/---
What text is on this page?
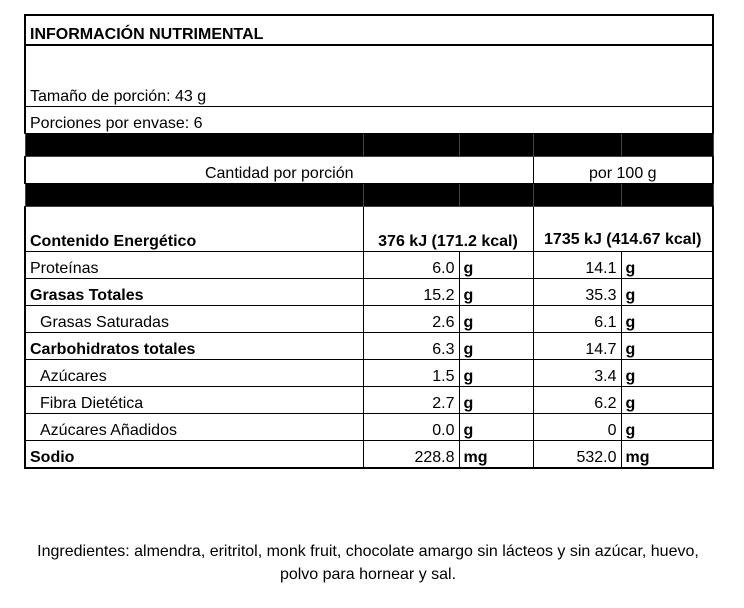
INFORMACIÓN NUTRIMENTAL				

Tamaño de porción: 43 g				
Porciones por envase: 6				

Cantidad por porción			por 100 g	

Contenido Energético	376 kJ (171.2 kcal)		1735 kJ (414.67 kcal)	
Proteínas	6.0	g	14.1	g
Grasas Totales	15.2	g	35.3	g
Grasas Saturadas	2.6	g	6.1	g
Carbohidratos totales	6.3	g	14.7	g
Azúcares	1.5	g	3.4	g
Fibra Dietética	2.7	g	6.2	g
Azúcares Añadidos	0.0	g	0	g
Sodio	228.8	mg	532.0	mg
Ingredientes: almendra, eritritol, monk fruit, chocolate amargo sin lácteos y sin azúcar, huevo, polvo para hornear y sal.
\---
▶ **Do this**:
Set down the lines of the records above exactly, apart from the pictures.

▶ **Completed task**:
What text is on this page?
INFORMACIÓN NUTRIMENTAL				

Tamaño de porción: 43 g				
Porciones por envase: 6				

Cantidad por porción			por 100 g	

Contenido Energético	376 kJ (171.2 kcal)		1735 kJ (414.67 kcal)	
Proteínas	6.0	g	14.1	g
Grasas Totales	15.2	g	35.3	g
Grasas Saturadas	2.6	g	6.1	g
Carbohidratos totales	6.3	g	14.7	g
Azúcares	1.5	g	3.4	g
Fibra Dietética	2.7	g	6.2	g
Azúcares Añadidos	0.0	g	0	g
Sodio	228.8	mg	532.0	mg
Ingredientes: almendra, eritritol, monk fruit, chocolate amargo sin lácteos y sin azúcar, huevo, polvo para hornear y sal.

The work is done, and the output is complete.